:: PROVIDED PASSAGE ::
==========

The library was the "greatest in Christendom," Eco wrote. But actually, it was far, far bigger. It's not uncommon for a modern American public library to contain so many volumes, but no medieval library possessed that number—nowhere close.

Many early monastic libraries could fit their entire collections (probably just a couple of dozen codices) in a niche in the wall or in a single wooden box. As the centuries mounted, so did the stacks. Industrious monks added to the pile every year, but even then we're talking about relatively few volumes. In the sixth and seventh centuries, for instance, monks in the Latin West produced only around 120 books per year—in total. With such low output, libraries of massive size were unimaginable. In Anglo-Saxon Britain, for instance, they rarely exceeded 60 books.

Maybe we should expect small figures. This was, after all, before Charlemagne's education reforms. But if we jump to the Continent a bit later in the ninth century, as the reformers beavered away and book production climbed, inventory evidence for monastic libraries still underwhelms. Saint-Riquier sported just 256 books; St. Gallen, 264; Murbach, 315; and Reichenau, 415. Even the best libraries were poorly endowed. Lorsch shelved 590 books, and Bobbio, one of the most preeminent of all, housed 666. Perhaps an ominous number, but still far short of what Michel de Montaigne—a single individual, not an entire institution—eventually amassed on his own.

As late as the 14th century, one estimate pegs the typical library at 300–400 volumes. "By the end of this period," says Ward, "exceptional libraries were inching over 1,000 titles." The Sorbonne, among the most exceptional, listed 2,066 volumes, though 300 of that total were missing and cataloged as lost; no wonder the 338 books on display were all chained to tables.

Eltjo Buringh and Jan Luiten van Zanden of Utrecht University tally around 5.9 million books produced in all the Latin West from the sixth through the 14th centuries. That's just 7,000 and change per year. That number almost doubled in the 15th century, as humanism took hold and professional copyists started churning out books too; almost 5 million books were added to the total in that century alone. And when printing arrived in the second half of that century, it radically changed the math—along with everything else.

From 1454 through 1500, more than 12 million books were printed, according to Buringh and van Zanden. In the next century, printers pressed out more than 200 million; some estimates float as high as 400 million. Between 300,000 and 400,000 individual works alone hit the market in the 16th century.

"By this art as much is produced in one day by one man even unskilled in letters, as it was barely possible to produce in a whole year by several men with the speediest quill," marveled the Swiss scientist Conrad Gessner. Writing in the mid-16th century, while the eruption of print was still underway, he was awestruck by the presses' prodigious output. The French historian Frédéric Barbier called this explosion of production "a phenomenon of mass mediatization," one never before seen in human history. It had immediate ramifications.

The printing press presented the only way to fill an imaginary monastic library the size of Eco's, but printing would accelerate the trend begun by the humanists and push books well beyond the monastery. Some would seek to support this surge with new organizational structures; some would try to control the ideas it spread; some would destroy whatever they didn't approve. If knowledge is power, printing represented an enormous expansion and redistribution of it.

==========

(Dataset excerpt)
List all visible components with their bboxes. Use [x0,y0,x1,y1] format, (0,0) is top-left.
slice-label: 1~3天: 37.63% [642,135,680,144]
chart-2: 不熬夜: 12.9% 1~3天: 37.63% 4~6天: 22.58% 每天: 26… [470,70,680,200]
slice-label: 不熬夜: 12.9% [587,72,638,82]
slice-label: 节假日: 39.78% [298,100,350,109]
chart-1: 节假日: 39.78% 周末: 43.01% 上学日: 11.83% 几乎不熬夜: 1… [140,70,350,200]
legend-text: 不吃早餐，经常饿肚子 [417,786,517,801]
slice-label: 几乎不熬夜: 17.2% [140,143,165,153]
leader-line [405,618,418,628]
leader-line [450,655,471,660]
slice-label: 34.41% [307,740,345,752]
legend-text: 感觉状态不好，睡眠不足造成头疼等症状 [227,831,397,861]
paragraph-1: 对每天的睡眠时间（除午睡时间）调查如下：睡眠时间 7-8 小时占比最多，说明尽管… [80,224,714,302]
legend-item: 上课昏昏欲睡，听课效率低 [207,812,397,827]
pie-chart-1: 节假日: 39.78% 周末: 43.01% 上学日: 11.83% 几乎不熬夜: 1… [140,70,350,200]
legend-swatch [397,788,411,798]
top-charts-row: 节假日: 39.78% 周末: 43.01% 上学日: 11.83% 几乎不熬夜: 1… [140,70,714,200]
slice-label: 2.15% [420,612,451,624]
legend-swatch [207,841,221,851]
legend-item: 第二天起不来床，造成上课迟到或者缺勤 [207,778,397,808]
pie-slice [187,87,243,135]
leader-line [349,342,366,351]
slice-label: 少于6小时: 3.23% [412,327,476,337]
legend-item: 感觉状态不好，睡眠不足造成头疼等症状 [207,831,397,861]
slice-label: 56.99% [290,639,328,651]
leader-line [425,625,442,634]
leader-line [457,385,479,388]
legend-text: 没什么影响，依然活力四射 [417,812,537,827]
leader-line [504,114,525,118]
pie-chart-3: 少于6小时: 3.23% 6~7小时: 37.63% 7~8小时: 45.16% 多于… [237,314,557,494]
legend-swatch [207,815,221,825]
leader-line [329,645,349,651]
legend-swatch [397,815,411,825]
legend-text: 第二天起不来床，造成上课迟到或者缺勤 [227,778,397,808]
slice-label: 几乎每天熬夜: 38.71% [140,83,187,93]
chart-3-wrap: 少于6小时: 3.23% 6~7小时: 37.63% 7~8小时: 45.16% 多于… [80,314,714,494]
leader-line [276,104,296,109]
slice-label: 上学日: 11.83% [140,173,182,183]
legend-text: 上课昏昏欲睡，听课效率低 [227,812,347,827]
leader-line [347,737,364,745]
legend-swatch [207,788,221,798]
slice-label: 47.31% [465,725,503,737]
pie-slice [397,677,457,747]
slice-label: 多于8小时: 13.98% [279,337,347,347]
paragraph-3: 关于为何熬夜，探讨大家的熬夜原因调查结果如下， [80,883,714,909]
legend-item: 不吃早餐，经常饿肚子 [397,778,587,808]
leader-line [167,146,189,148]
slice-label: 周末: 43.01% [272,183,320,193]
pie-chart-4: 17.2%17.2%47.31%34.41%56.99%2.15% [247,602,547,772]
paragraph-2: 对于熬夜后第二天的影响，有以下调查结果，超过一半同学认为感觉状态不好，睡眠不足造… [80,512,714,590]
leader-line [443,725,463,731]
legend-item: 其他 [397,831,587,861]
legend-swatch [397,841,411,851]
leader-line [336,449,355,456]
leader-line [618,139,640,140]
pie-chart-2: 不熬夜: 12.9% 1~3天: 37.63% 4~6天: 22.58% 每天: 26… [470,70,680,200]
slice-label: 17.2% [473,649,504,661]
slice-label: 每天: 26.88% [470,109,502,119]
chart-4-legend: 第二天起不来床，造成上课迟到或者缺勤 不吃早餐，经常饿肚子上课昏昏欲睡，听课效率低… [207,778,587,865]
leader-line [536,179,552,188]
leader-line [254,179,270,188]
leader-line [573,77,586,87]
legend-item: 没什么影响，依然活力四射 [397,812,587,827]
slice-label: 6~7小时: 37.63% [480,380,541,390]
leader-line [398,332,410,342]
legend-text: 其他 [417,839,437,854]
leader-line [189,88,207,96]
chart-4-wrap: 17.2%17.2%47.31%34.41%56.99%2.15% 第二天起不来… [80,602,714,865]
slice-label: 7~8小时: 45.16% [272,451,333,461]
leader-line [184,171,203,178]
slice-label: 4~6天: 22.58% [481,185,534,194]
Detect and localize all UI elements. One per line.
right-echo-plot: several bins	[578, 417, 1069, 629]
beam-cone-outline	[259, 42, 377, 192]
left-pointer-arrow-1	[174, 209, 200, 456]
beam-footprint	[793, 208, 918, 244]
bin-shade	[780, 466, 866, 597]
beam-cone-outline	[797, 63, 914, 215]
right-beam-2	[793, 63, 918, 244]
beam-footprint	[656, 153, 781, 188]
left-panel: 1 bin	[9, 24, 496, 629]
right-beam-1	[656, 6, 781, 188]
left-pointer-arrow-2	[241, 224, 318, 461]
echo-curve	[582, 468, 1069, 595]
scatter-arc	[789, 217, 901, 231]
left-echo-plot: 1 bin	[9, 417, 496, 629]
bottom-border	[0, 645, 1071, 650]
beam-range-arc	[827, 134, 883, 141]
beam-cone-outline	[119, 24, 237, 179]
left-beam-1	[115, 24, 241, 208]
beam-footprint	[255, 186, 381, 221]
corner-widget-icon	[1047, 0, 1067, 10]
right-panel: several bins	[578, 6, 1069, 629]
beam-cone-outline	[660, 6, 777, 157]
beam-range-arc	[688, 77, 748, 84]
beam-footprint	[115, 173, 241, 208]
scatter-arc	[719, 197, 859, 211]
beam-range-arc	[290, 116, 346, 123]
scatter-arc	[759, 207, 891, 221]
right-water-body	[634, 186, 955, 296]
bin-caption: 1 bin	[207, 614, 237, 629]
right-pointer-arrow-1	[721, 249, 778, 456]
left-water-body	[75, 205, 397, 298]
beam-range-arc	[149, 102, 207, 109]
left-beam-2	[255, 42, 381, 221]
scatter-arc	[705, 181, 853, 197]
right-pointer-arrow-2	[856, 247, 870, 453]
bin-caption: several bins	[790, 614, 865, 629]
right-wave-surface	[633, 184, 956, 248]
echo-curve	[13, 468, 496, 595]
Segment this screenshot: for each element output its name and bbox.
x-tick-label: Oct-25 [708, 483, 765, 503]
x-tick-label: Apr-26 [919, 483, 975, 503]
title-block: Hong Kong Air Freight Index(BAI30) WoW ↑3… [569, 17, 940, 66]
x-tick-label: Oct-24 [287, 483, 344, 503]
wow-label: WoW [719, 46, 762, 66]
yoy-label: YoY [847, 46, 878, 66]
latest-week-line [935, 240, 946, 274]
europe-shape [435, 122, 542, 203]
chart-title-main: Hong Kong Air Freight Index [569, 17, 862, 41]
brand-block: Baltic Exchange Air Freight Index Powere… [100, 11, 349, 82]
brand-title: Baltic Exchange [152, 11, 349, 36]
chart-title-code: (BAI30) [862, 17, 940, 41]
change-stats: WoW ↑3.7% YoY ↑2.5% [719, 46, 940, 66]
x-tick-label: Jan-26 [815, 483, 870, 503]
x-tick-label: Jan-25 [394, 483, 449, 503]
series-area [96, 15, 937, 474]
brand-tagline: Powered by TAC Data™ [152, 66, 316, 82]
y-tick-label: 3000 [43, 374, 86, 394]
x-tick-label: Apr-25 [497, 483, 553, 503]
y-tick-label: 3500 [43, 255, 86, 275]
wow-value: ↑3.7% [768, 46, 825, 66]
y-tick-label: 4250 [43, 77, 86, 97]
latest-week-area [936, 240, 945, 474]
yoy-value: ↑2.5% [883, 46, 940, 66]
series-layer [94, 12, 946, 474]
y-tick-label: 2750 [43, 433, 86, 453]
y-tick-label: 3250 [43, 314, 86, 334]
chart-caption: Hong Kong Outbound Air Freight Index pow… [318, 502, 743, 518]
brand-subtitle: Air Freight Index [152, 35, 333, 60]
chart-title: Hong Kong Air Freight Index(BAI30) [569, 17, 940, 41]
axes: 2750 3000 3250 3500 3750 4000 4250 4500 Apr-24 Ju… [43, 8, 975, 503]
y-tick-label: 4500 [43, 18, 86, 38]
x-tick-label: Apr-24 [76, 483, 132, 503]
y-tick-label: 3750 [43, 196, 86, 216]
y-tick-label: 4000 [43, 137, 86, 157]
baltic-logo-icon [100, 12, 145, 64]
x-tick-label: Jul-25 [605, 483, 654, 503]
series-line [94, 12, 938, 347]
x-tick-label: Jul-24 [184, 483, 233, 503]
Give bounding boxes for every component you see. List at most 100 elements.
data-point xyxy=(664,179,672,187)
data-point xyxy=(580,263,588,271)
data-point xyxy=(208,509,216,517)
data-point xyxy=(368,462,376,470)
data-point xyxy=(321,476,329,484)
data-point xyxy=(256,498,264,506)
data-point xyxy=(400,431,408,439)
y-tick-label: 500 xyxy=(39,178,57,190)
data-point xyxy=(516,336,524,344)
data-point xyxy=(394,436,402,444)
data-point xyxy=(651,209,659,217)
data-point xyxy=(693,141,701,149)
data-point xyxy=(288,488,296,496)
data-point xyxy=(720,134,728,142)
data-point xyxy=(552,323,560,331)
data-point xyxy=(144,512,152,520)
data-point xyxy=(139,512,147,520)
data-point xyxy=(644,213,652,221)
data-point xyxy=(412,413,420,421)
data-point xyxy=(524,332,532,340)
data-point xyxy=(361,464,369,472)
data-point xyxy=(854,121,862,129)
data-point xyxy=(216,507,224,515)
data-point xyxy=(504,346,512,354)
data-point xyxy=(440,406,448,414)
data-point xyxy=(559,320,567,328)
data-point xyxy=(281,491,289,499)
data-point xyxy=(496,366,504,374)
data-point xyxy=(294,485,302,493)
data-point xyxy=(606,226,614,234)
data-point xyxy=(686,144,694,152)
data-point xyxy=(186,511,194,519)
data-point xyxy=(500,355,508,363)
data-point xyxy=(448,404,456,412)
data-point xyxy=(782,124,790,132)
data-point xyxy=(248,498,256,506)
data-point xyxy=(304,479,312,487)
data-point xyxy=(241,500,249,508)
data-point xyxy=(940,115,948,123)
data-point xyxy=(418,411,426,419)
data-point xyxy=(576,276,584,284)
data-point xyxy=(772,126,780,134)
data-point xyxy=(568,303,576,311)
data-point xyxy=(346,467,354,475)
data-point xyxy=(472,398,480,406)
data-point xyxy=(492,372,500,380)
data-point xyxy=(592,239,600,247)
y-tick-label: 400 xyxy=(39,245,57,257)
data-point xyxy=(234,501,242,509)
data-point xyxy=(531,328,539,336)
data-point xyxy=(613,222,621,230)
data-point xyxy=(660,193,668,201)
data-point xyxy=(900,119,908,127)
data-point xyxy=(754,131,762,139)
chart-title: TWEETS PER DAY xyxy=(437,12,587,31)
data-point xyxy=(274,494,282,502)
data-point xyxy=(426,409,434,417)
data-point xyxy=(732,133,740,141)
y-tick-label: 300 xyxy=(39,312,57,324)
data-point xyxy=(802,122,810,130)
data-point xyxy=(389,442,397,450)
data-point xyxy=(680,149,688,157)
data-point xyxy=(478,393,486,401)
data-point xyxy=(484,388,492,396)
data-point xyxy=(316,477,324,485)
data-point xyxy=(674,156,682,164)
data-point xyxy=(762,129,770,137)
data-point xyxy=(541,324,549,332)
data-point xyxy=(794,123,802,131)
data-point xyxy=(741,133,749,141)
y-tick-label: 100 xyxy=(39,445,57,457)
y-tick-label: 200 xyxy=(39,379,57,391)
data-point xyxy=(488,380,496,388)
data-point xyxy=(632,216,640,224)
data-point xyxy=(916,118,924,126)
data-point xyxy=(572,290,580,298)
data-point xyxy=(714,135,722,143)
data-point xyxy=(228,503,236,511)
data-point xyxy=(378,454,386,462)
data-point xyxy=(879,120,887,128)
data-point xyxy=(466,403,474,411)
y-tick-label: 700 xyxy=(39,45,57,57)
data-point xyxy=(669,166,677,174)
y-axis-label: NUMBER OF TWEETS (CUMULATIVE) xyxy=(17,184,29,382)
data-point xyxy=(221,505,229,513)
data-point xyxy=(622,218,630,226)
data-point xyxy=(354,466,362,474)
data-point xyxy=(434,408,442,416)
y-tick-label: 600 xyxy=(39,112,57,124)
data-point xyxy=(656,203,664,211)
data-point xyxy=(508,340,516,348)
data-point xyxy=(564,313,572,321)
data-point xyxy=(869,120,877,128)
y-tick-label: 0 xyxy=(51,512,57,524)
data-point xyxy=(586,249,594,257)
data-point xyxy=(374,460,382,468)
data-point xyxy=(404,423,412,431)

==========

:: EXERCISE DETAILS ::
Please write what comes next in the passage on medieval libraries and printing, picking up after its final sentence. None of the items are needed here.

:: FINAL ANSWER ::
An Analog Search Engine

Back to Eco's impossible library. Another difficulty is finding anything amid such a gargantuan collection. Montaigne had to concoct homespun solutions for his thousand titles. What about something larger? Without an organizational structure and system for finding desired books or passages within books, "the user must look up and down all the shelves and books and read all the titles," as the 16th century librarian Juan Pérez said. Such a library would be, he said, "a dead library." He said that about a collection not even a fifth the size of the library in The Name of the Rose.

And Pérez assumed that the frustrated library patron at least benefited from bookshelves. But shelves on which books were arranged upright with spines out were a recent invention pioneered by Pérez's own employer, Hernando Colón, the bastard son of Christopher Columbus. Eco set his tale in the 14th century, when librarians primarily stored their books in chests and arrayed them in stacks on benches or tables, making for tedious hunting. The situation was largely the same a century later.

When the poet Antonio de Tomeis visited the Vatican library in 1477, he saw "sixteen chests / Full of books." Those were topped with stacks of additional books, chained to ensure that they didn't wander off. If we assume 100 books per chest and a few dozen atop them, we're talking about a library—the library at the nerve center of the Catholic Church—of just a couple of thousand books. But shuffling through them all was still grueling. When finished, Tomeis was "so exhausted and overwhelmed" that he had to "sit down, breathless."

By 1477, Tomeis was only a quarter-century into the print revolution. Imagine the job with twice, thrice, or 10 times as many books. Imagine doing it with the 85,000 supposedly in Eco's monastic library!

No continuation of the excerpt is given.